--- BEGIN ---
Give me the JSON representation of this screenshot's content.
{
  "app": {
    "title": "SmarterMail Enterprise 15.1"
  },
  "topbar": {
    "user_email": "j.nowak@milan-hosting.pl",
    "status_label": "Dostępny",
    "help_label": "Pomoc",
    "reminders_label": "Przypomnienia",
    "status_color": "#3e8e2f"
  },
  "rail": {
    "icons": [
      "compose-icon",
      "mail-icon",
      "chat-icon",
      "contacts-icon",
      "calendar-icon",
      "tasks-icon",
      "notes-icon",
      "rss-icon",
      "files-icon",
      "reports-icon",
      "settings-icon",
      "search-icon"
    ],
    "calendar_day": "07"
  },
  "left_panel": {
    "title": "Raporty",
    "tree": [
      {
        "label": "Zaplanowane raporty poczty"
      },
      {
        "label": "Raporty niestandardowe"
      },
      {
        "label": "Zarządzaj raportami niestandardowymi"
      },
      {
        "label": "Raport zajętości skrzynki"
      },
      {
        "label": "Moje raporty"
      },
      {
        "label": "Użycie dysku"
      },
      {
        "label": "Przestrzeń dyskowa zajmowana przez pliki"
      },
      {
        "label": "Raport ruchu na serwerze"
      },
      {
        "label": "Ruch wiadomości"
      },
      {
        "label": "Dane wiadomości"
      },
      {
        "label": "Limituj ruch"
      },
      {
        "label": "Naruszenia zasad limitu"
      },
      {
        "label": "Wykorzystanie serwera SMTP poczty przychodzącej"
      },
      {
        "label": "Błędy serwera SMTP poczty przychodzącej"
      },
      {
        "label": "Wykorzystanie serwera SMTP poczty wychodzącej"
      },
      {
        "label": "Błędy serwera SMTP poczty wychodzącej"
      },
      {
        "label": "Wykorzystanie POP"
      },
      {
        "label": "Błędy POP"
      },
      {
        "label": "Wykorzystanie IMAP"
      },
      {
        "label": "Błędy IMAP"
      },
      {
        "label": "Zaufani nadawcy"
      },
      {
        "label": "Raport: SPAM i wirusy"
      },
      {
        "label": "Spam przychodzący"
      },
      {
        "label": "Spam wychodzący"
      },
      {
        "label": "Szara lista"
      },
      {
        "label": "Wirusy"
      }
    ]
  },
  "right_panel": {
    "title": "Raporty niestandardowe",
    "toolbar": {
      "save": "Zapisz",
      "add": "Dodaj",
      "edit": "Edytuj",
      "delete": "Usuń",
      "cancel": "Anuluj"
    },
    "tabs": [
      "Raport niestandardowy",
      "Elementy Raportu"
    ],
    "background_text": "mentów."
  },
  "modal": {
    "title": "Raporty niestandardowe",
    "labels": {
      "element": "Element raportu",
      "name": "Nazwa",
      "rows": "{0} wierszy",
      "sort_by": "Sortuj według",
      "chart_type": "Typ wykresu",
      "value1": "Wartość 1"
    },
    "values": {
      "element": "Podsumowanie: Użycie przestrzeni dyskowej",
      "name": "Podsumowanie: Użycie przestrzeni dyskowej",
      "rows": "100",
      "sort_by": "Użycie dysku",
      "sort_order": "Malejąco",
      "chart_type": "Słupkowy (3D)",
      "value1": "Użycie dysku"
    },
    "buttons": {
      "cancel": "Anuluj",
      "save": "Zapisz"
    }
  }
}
--- END ---
Reproduce all the records precisely.

Result:
Give me the JSON representation of this screenshot's content.
{
  "app": {
    "title": "SmarterMail Enterprise 15.1"
  },
  "topbar": {
    "user_email": "j.nowak@milan-hosting.pl",
    "status_label": "Dostępny",
    "help_label": "Pomoc",
    "reminders_label": "Przypomnienia",
    "status_color": "#3e8e2f"
  },
  "rail": {
    "icons": [
      "compose-icon",
      "mail-icon",
      "chat-icon",
      "contacts-icon",
      "calendar-icon",
      "tasks-icon",
      "notes-icon",
      "rss-icon",
      "files-icon",
      "reports-icon",
      "settings-icon",
      "search-icon"
    ],
    "calendar_day": "07"
  },
  "left_panel": {
    "title": "Raporty",
    "tree": [
      {
        "label": "Zaplanowane raporty poczty"
      },
      {
        "label": "Raporty niestandardowe"
      },
      {
        "label": "Zarządzaj raportami niestandardowymi"
      },
      {
        "label": "Raport zajętości skrzynki"
      },
      {
        "label": "Moje raporty"
      },
      {
        "label": "Użycie dysku"
      },
      {
        "label": "Przestrzeń dyskowa zajmowana przez pliki"
      },
      {
        "label": "Raport ruchu na serwerze"
      },
      {
        "label": "Ruch wiadomości"
      },
      {
        "label": "Dane wiadomości"
      },
      {
        "label": "Limituj ruch"
      },
      {
        "label": "Naruszenia zasad limitu"
      },
      {
        "label": "Wykorzystanie serwera SMTP poczty przychodzącej"
      },
      {
        "label": "Błędy serwera SMTP poczty przychodzącej"
      },
      {
        "label": "Wykorzystanie serwera SMTP poczty wychodzącej"
      },
      {
        "label": "Błędy serwera SMTP poczty wychodzącej"
      },
      {
        "label": "Wykorzystanie POP"
      },
      {
        "label": "Błędy POP"
      },
      {
        "label": "Wykorzystanie IMAP"
      },
      {
        "label": "Błędy IMAP"
      },
      {
        "label": "Zaufani nadawcy"
      },
      {
        "label": "Raport: SPAM i wirusy"
      },
      {
        "label": "Spam przychodzący"
      },
      {
        "label": "Spam wychodzący"
      },
      {
        "label": "Szara lista"
      },
      {
        "label": "Wirusy"
      }
    ]
  },
  "right_panel": {
    "title": "Raporty niestandardowe",
    "toolbar": {
      "save": "Zapisz",
      "add": "Dodaj",
      "edit": "Edytuj",
      "delete": "Usuń",
      "cancel": "Anuluj"
    },
    "tabs": [
      "Raport niestandardowy",
      "Elementy Raportu"
    ],
    "background_text": "mentów."
  },
  "modal": {
    "title": "Raporty niestandardowe",
    "labels": {
      "element": "Element raportu",
      "name": "Nazwa",
      "rows": "{0} wierszy",
      "sort_by": "Sortuj według",
      "chart_type": "Typ wykresu",
      "value1": "Wartość 1"
    },
    "values": {
      "element": "Podsumowanie: Użycie przestrzeni dyskowej",
      "name": "Podsumowanie: Użycie przestrzeni dyskowej",
      "rows": "100",
      "sort_by": "Użycie dysku",
      "sort_order": "Malejąco",
      "chart_type": "Słupkowy (3D)",
      "value1": "Użycie dysku"
    },
    "buttons": {
      "cancel": "Anuluj",
      "save": "Zapisz"
    }
  }
}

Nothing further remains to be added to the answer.